▸ Given instruction
Leave the pictures out. Return all other data exactly.

▸ Provided information
━━━━━━━━━━━━━━━━━━━━
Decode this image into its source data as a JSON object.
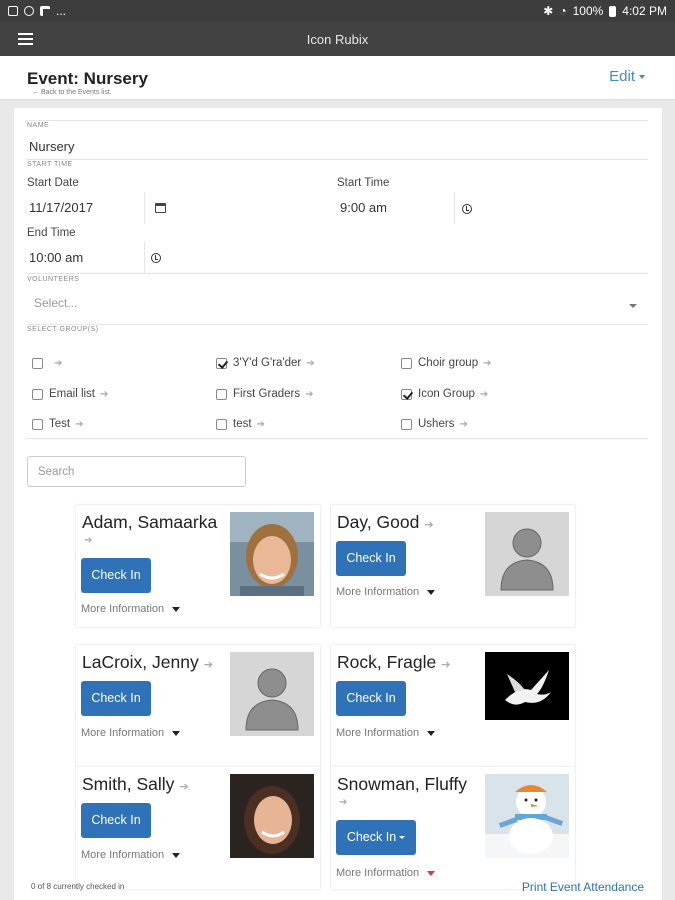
{
  "status_bar": {
    "left_extra": "...",
    "battery": "100%",
    "time": "4:02 PM"
  },
  "app": {
    "title": "Icon Rubix"
  },
  "header": {
    "event_title": "Event: Nursery",
    "back_link": "Back to the Events list.",
    "edit_label": "Edit"
  },
  "form": {
    "name_label": "NAME",
    "name_value": "Nursery",
    "start_time_label": "START TIME",
    "start_date_label": "Start Date",
    "start_date_value": "11/17/2017",
    "start_time_sub": "Start Time",
    "start_time_value": "9:00 am",
    "end_time_label": "End Time",
    "end_time_value": "10:00 am",
    "volunteers_label": "VOLUNTEERS",
    "volunteers_placeholder": "Select...",
    "groups_label": "SELECT GROUP(S)"
  },
  "groups": [
    {
      "label": "",
      "checked": false
    },
    {
      "label": "3'Y'd G'ra'der",
      "checked": true
    },
    {
      "label": "Choir group",
      "checked": false
    },
    {
      "label": "Email list",
      "checked": false
    },
    {
      "label": "First Graders",
      "checked": false
    },
    {
      "label": "Icon Group",
      "checked": true
    },
    {
      "label": "Test",
      "checked": false
    },
    {
      "label": "test",
      "checked": false
    },
    {
      "label": "Ushers",
      "checked": false
    }
  ],
  "search": {
    "placeholder": "Search"
  },
  "people": [
    {
      "name": "Adam, Samaarka",
      "photo": "woman-photo",
      "check_in": "Check In",
      "more": "More Information"
    },
    {
      "name": "Day, Good",
      "photo": "silhouette",
      "check_in": "Check In",
      "more": "More Information"
    },
    {
      "name": "LaCroix, Jenny",
      "photo": "silhouette",
      "check_in": "Check In",
      "more": "More Information"
    },
    {
      "name": "Rock, Fragle",
      "photo": "dove-photo",
      "check_in": "Check In",
      "more": "More Information"
    },
    {
      "name": "Smith, Sally",
      "photo": "woman-photo",
      "check_in": "Check In",
      "more": "More Information"
    },
    {
      "name": "Snowman, Fluffy",
      "photo": "snowman-photo",
      "check_in": "Check In",
      "more": "More Information"
    }
  ],
  "footer": {
    "count_text": "0 of 8 currently checked in",
    "print_label": "Print Event Attendance"
  },
  "colors": {
    "accent": "#2f72b8",
    "appbar": "#424242",
    "statusbar": "#3d3d3d"
  }
}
━━━━━━━━━━━━━━━━━━━━
▸ Exercise solution
Decode this image into its source data as a JSON object.
{
  "status_bar": {
    "left_extra": "...",
    "battery": "100%",
    "time": "4:02 PM"
  },
  "app": {
    "title": "Icon Rubix"
  },
  "header": {
    "event_title": "Event: Nursery",
    "back_link": "Back to the Events list.",
    "edit_label": "Edit"
  },
  "form": {
    "name_label": "NAME",
    "name_value": "Nursery",
    "start_time_label": "START TIME",
    "start_date_label": "Start Date",
    "start_date_value": "11/17/2017",
    "start_time_sub": "Start Time",
    "start_time_value": "9:00 am",
    "end_time_label": "End Time",
    "end_time_value": "10:00 am",
    "volunteers_label": "VOLUNTEERS",
    "volunteers_placeholder": "Select...",
    "groups_label": "SELECT GROUP(S)"
  },
  "groups": [
    {
      "label": "",
      "checked": false
    },
    {
      "label": "3'Y'd G'ra'der",
      "checked": true
    },
    {
      "label": "Choir group",
      "checked": false
    },
    {
      "label": "Email list",
      "checked": false
    },
    {
      "label": "First Graders",
      "checked": false
    },
    {
      "label": "Icon Group",
      "checked": true
    },
    {
      "label": "Test",
      "checked": false
    },
    {
      "label": "test",
      "checked": false
    },
    {
      "label": "Ushers",
      "checked": false
    }
  ],
  "search": {
    "placeholder": "Search"
  },
  "people": [
    {
      "name": "Adam, Samaarka",
      "photo": "woman-photo",
      "check_in": "Check In",
      "more": "More Information"
    },
    {
      "name": "Day, Good",
      "photo": "silhouette",
      "check_in": "Check In",
      "more": "More Information"
    },
    {
      "name": "LaCroix, Jenny",
      "photo": "silhouette",
      "check_in": "Check In",
      "more": "More Information"
    },
    {
      "name": "Rock, Fragle",
      "photo": "dove-photo",
      "check_in": "Check In",
      "more": "More Information"
    },
    {
      "name": "Smith, Sally",
      "photo": "woman-photo",
      "check_in": "Check In",
      "more": "More Information"
    },
    {
      "name": "Snowman, Fluffy",
      "photo": "snowman-photo",
      "check_in": "Check In",
      "more": "More Information"
    }
  ],
  "footer": {
    "count_text": "0 of 8 currently checked in",
    "print_label": "Print Event Attendance"
  },
  "colors": {
    "accent": "#2f72b8",
    "appbar": "#424242",
    "statusbar": "#3d3d3d"
  }
}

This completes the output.